*Objective:* Pick out the lines below with "Indicar" and list them.

*Raw records:*

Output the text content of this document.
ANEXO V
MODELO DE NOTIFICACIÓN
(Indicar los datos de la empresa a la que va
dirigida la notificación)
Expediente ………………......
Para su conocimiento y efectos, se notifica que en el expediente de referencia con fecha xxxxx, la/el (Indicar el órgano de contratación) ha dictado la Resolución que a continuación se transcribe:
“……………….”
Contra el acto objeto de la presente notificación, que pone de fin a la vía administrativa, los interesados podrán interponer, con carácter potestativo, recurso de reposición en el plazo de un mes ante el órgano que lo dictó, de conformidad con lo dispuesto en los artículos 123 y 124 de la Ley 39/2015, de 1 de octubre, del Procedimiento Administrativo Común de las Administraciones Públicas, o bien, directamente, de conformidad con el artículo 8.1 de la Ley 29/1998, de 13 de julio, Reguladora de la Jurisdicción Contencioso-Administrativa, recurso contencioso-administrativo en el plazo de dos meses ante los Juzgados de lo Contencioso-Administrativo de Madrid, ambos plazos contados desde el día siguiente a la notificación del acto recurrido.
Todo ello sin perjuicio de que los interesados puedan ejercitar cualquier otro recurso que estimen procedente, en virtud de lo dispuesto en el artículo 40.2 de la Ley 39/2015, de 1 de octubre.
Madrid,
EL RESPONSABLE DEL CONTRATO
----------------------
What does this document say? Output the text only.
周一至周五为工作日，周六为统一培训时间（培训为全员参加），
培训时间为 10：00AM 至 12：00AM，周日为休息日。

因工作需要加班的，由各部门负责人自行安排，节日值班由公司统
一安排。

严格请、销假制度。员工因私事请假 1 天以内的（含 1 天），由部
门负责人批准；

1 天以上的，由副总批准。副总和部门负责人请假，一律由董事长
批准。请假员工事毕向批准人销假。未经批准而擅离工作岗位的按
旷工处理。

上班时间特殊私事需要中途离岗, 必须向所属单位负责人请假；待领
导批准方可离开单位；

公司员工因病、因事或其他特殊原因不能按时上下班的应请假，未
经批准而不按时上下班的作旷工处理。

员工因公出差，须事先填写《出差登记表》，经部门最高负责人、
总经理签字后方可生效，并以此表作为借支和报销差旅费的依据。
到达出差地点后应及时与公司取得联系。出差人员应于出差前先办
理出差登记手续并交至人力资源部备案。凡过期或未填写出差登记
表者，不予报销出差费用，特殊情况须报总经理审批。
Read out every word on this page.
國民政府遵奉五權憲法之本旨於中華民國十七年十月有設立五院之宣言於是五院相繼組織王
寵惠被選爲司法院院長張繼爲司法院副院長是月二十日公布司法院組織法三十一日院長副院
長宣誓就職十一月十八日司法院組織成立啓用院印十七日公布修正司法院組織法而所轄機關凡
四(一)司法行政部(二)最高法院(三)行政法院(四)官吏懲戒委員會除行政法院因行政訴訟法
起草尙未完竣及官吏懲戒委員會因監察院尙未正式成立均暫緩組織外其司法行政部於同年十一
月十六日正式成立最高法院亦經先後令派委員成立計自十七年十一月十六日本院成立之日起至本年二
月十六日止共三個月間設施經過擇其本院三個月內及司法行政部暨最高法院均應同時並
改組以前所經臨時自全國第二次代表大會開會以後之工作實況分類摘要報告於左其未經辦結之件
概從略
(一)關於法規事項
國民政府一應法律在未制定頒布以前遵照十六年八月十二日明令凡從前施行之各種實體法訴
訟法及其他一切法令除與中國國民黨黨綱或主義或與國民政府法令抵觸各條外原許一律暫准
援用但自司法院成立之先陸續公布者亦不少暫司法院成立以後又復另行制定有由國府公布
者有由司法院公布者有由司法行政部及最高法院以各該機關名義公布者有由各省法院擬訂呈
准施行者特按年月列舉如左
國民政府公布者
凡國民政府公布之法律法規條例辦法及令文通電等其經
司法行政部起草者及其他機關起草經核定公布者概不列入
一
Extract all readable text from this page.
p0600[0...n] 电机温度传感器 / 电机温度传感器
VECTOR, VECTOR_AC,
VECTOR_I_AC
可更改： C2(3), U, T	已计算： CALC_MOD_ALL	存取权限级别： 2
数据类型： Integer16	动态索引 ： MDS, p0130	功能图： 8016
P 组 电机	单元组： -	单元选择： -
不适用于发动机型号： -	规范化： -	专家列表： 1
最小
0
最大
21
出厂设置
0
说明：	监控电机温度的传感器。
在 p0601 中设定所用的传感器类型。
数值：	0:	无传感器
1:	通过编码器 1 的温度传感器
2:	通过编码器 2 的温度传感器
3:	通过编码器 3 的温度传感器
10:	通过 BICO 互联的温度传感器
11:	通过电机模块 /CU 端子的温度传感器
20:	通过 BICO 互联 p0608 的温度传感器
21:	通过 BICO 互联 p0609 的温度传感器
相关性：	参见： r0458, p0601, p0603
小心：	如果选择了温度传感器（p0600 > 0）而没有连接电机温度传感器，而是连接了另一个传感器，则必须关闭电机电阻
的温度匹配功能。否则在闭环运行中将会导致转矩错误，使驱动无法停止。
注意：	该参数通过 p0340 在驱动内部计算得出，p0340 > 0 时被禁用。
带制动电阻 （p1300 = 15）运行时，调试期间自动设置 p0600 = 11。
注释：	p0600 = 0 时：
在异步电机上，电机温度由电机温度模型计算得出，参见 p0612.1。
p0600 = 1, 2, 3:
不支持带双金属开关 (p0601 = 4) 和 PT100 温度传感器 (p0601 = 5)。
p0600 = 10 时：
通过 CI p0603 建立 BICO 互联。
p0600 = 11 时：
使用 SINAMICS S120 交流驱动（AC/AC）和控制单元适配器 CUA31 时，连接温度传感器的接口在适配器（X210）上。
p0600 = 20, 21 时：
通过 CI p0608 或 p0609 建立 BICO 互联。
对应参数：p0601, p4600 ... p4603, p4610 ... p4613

*Reply:*
(Indicar los datos de la empresa a la que va
Para su conocimiento y efectos, se notifica que en el expediente de referencia con fecha xxxxx, la/el (Indicar el órgano de contratación) ha dictado la Resolución que a continuación se transcribe:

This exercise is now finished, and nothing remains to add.